─── RAW RECORDS ───

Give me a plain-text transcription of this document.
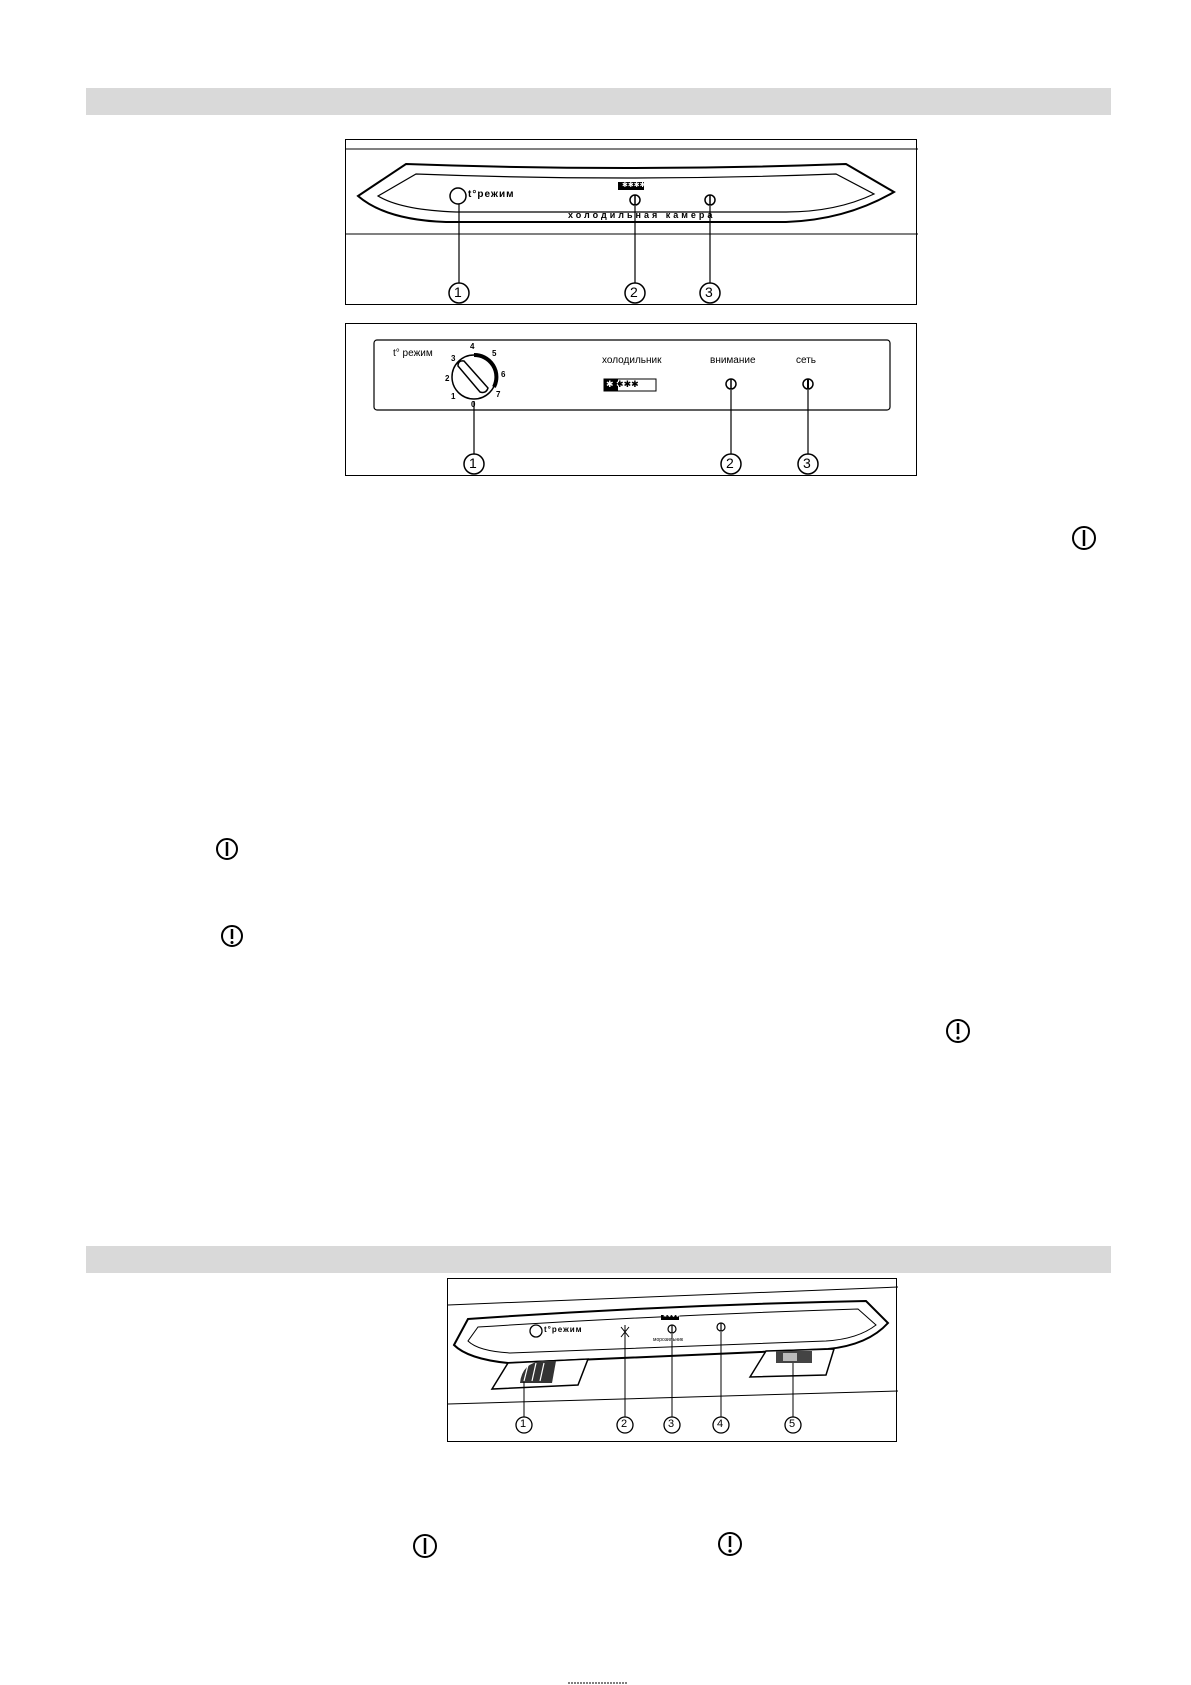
t°режим
✱✱✱✱
холодильная камера
1	2	3
t° режим
0
1
2
3
4
5
6
7
холодильник
✱ ✱✱✱
внимание	сеть
1	2	3
t°режим
✱✱✱✱
морозильник
1	2	3	4	5
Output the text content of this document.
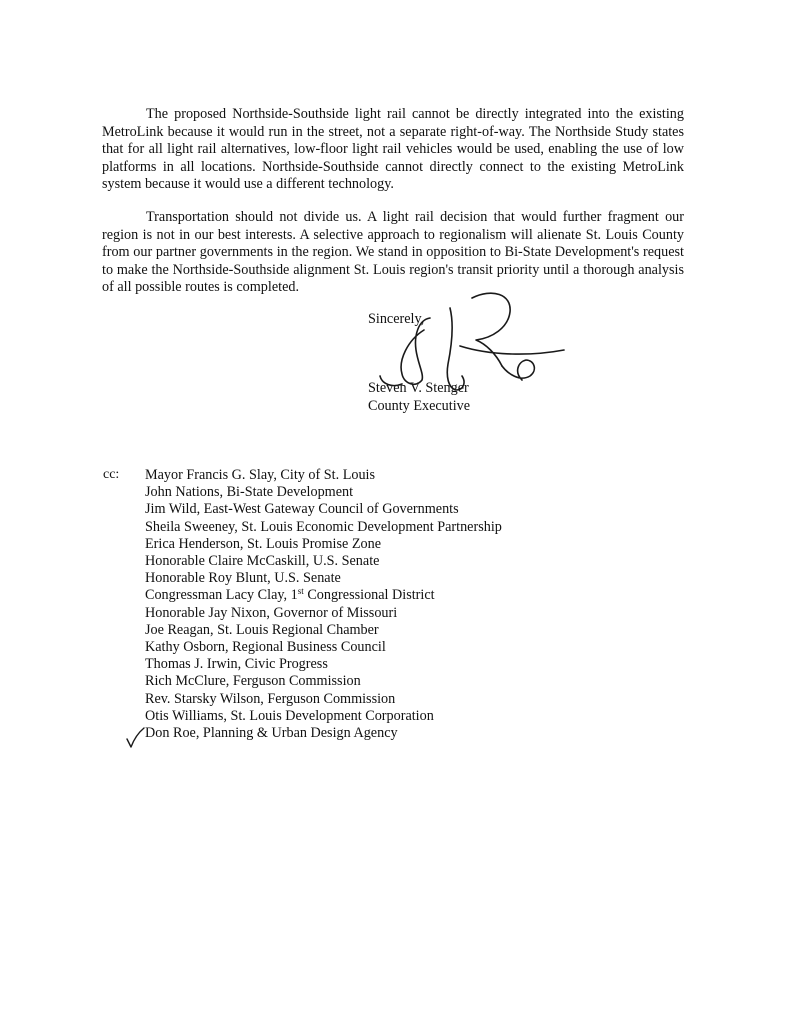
The proposed Northside-Southside light rail cannot be directly integrated into the existing MetroLink because it would run in the street, not a separate right-of-way. The Northside Study states that for all light rail alternatives, low-floor light rail vehicles would be used, enabling the use of low platforms in all locations. Northside-Southside cannot directly connect to the existing MetroLink system because it would use a different technology.

Transportation should not divide us. A light rail decision that would further fragment our region is not in our best interests. A selective approach to regionalism will alienate St. Louis County from our partner governments in the region. We stand in opposition to Bi-State Development's request to make the Northside-Southside alignment St. Louis region's transit priority until a thorough analysis of all possible routes is completed.

Sincerely,
Steven V. Stenger
County Executive
cc: Mayor Francis G. Slay, City of St. Louis
John Nations, Bi-State Development
Jim Wild, East-West Gateway Council of Governments
Sheila Sweeney, St. Louis Economic Development Partnership
Erica Henderson, St. Louis Promise Zone
Honorable Claire McCaskill, U.S. Senate
Honorable Roy Blunt, U.S. Senate
Congressman Lacy Clay, 1st Congressional District
Honorable Jay Nixon, Governor of Missouri
Joe Reagan, St. Louis Regional Chamber
Kathy Osborn, Regional Business Council
Thomas J. Irwin, Civic Progress
Rich McClure, Ferguson Commission
Rev. Starsky Wilson, Ferguson Commission
Otis Williams, St. Louis Development Corporation
Don Roe, Planning & Urban Design Agency
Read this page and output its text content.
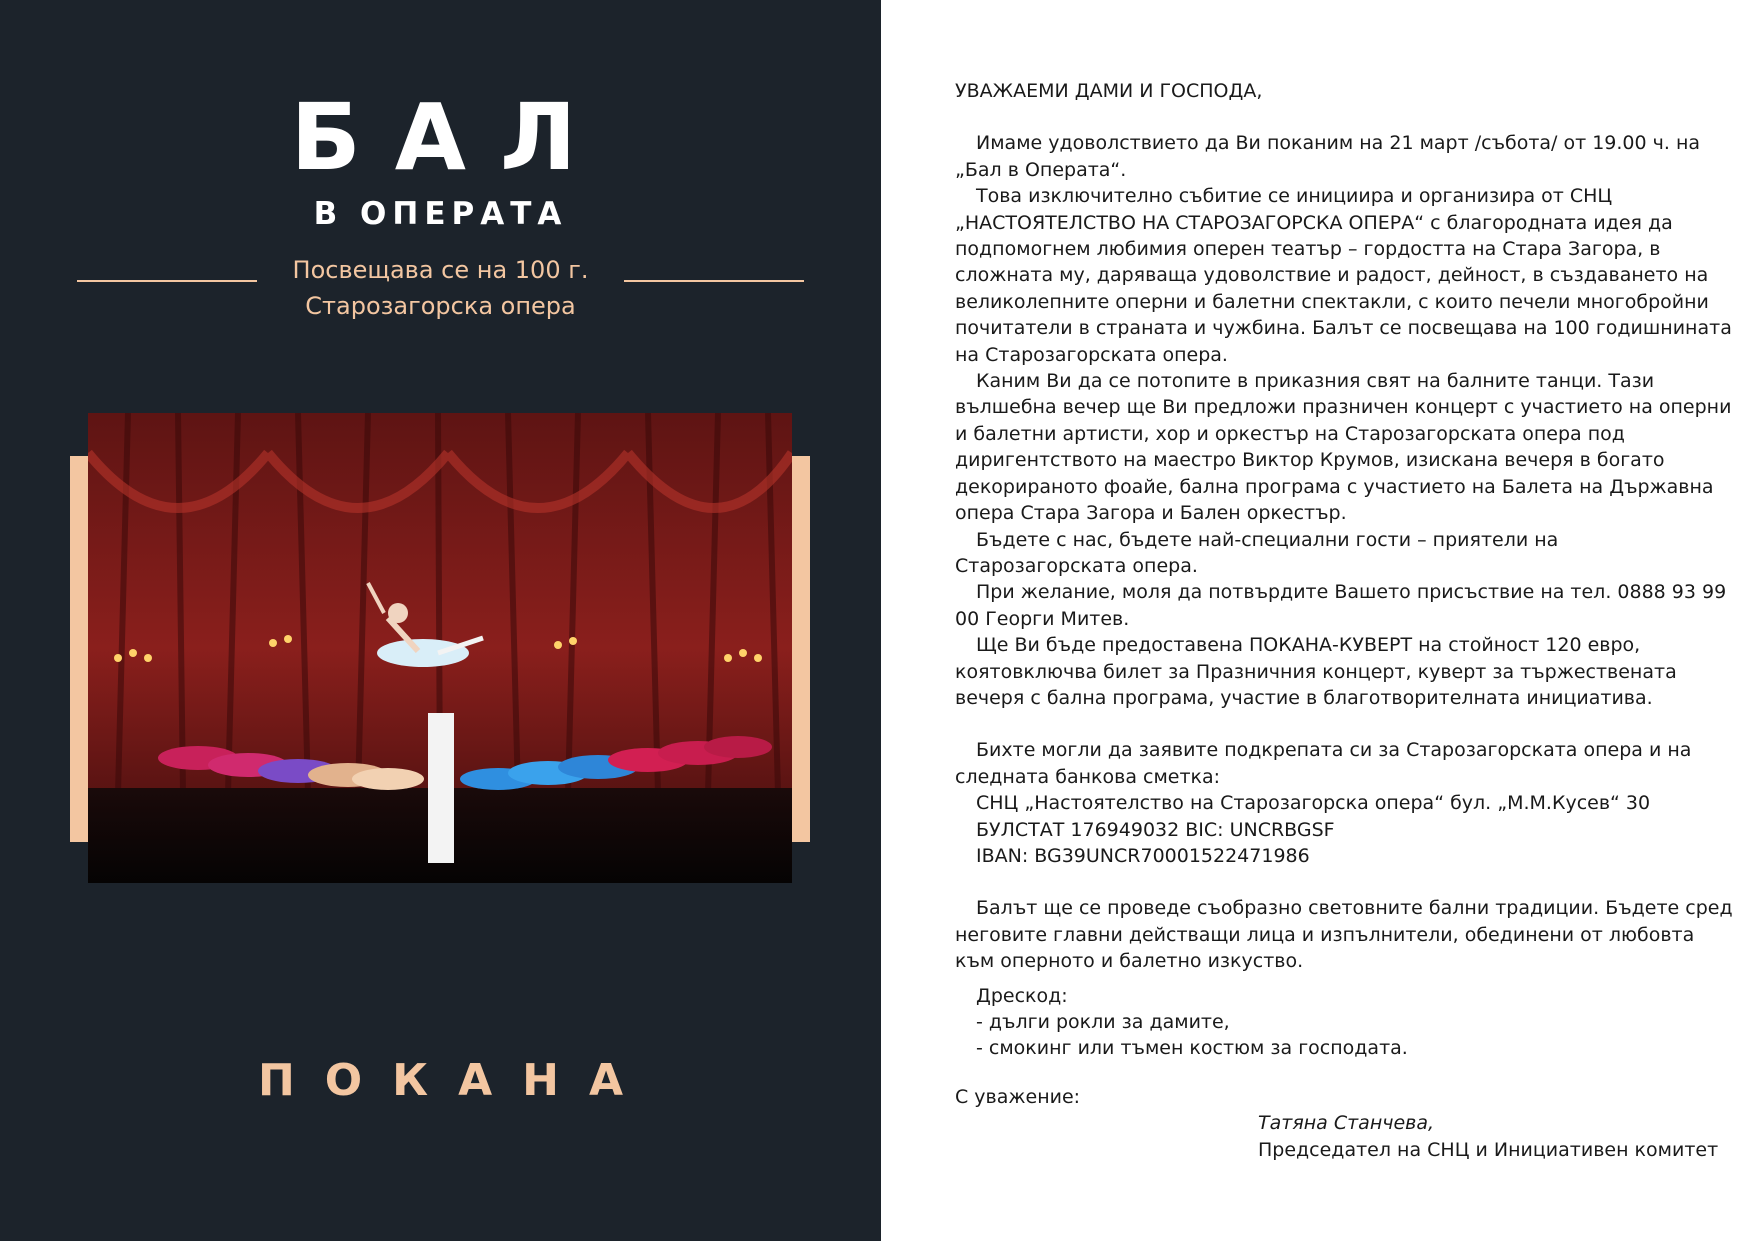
БАЛ
В ОПЕРАТА
Посвещава се на 100 г.
Старозагорска опера
ПОКАНА

УВАЖАЕМИ ДАМИ И ГОСПОДА,

Имаме удоволствието да Ви поканим на 21 март /събота/ от 19.00 ч. на „Бал в Операта“.

Това изключително събитие се инициира и организира от СНЦ „НАСТОЯТЕЛСТВО НА СТАРОЗАГОРСКА ОПЕРА“ с благородната идея да подпомогнем любимия оперен театър – гордостта на Стара Загора, в сложната му, даряваща удоволствие и радост, дейност, в създаването на великолепните оперни и балетни спектакли, с които печели многобройни почитатели в страната и чужбина. Балът се посвещава на 100 годишнината на Старозагорската опера.

Каним Ви да се потопите в приказния свят на балните танци. Тази вълшебна вечер ще Ви предложи празничен концерт с участието на оперни и балетни артисти, хор и оркестър на Старозагорската опера под диригентството на маестро Виктор Крумов, изискана вечеря в богато декорираното фоайе, бална програма с участието на Балета на Държавна опера Стара Загора и Бален оркестър.

Бъдете с нас, бъдете най-специални гости – приятели на Старозагорската опера.

При желание, моля да потвърдите Вашето присъствие на тел. 0888 93 99 00 Георги Митев.

Ще Ви бъде предоставена ПОКАНА-КУВЕРТ на стойност 120 евро, коятовключва билет за Празничния концерт, куверт за тържествената вечеря с бална програма, участие в благотворителната инициатива.

Бихте могли да заявите подкрепата си за Старозагорската опера и на следната банкова сметка:

СНЦ „Настоятелство на Старозагорска опера“ бул. „М.М.Кусев“ 30

БУЛСТАТ 176949032 BIC: UNCRBGSF

IBAN: BG39UNCR70001522471986

Балът ще се проведе съобразно световните бални традиции. Бъдете сред неговите главни действащи лица и изпълнители, обединени от любовта към оперното и балетно изкуство.

Дрескод:

- дълги рокли за дамите,

- смокинг или тъмен костюм за господата.

С уважение:

Татяна Станчева,

Председател на СНЦ и Инициативен комитет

───

SET PROBLEM | List every line from the entries above in which "Ferguson" appears.

FULL OUTPUT |
Rich McClure, Ferguson Commission
Rev. Starsky Wilson, Ferguson Commission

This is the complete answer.